** PROBLEM STATEMENT **
Extract every line of the data below and reproduce each one character for character, with no changes.

** EXERCISE DATA **

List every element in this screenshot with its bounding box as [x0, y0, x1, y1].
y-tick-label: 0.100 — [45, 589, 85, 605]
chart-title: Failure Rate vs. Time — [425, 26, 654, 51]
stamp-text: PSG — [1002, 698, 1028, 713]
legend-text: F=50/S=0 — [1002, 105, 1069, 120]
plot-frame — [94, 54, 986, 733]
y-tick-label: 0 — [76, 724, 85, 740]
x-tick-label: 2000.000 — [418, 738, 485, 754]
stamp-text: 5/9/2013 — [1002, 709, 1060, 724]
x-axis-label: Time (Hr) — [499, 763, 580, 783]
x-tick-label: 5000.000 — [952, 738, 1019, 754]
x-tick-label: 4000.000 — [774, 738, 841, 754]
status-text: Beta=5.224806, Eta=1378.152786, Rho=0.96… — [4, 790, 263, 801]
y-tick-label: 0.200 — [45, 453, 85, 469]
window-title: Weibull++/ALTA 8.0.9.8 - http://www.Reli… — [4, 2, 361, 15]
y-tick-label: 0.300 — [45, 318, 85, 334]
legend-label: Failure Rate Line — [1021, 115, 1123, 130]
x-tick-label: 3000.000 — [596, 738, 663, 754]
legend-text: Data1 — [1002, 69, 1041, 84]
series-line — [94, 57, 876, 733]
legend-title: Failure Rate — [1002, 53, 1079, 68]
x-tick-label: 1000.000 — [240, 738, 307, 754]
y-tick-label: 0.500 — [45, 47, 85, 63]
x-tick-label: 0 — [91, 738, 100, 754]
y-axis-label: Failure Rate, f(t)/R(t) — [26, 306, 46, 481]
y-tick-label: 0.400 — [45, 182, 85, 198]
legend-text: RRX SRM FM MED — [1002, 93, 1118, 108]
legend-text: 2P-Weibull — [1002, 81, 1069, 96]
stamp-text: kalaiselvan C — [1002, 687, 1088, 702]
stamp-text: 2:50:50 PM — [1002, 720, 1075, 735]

** OUTPUT BELOW **
List every element in this screenshot with its bounding box as [x0, y0, x1, y1].
y-tick-label: 0.100 — [45, 589, 85, 605]
chart-title: Failure Rate vs. Time — [425, 26, 654, 51]
stamp-text: PSG — [1002, 698, 1028, 713]
legend-text: F=50/S=0 — [1002, 105, 1069, 120]
plot-frame — [94, 54, 986, 733]
y-tick-label: 0 — [76, 724, 85, 740]
x-tick-label: 2000.000 — [418, 738, 485, 754]
stamp-text: 5/9/2013 — [1002, 709, 1060, 724]
x-axis-label: Time (Hr) — [499, 763, 580, 783]
x-tick-label: 5000.000 — [952, 738, 1019, 754]
x-tick-label: 4000.000 — [774, 738, 841, 754]
status-text: Beta=5.224806, Eta=1378.152786, Rho=0.96… — [4, 790, 263, 801]
y-tick-label: 0.200 — [45, 453, 85, 469]
window-title: Weibull++/ALTA 8.0.9.8 - http://www.Reli… — [4, 2, 361, 15]
y-tick-label: 0.300 — [45, 318, 85, 334]
legend-label: Failure Rate Line — [1021, 115, 1123, 130]
x-tick-label: 3000.000 — [596, 738, 663, 754]
legend-text: Data1 — [1002, 69, 1041, 84]
series-line — [94, 57, 876, 733]
legend-title: Failure Rate — [1002, 53, 1079, 68]
x-tick-label: 1000.000 — [240, 738, 307, 754]
y-tick-label: 0.500 — [45, 47, 85, 63]
x-tick-label: 0 — [91, 738, 100, 754]
y-axis-label: Failure Rate, f(t)/R(t) — [26, 306, 46, 481]
y-tick-label: 0.400 — [45, 182, 85, 198]
legend-text: RRX SRM FM MED — [1002, 93, 1118, 108]
legend-text: 2P-Weibull — [1002, 81, 1069, 96]
stamp-text: kalaiselvan C — [1002, 687, 1088, 702]
stamp-text: 2:50:50 PM — [1002, 720, 1075, 735]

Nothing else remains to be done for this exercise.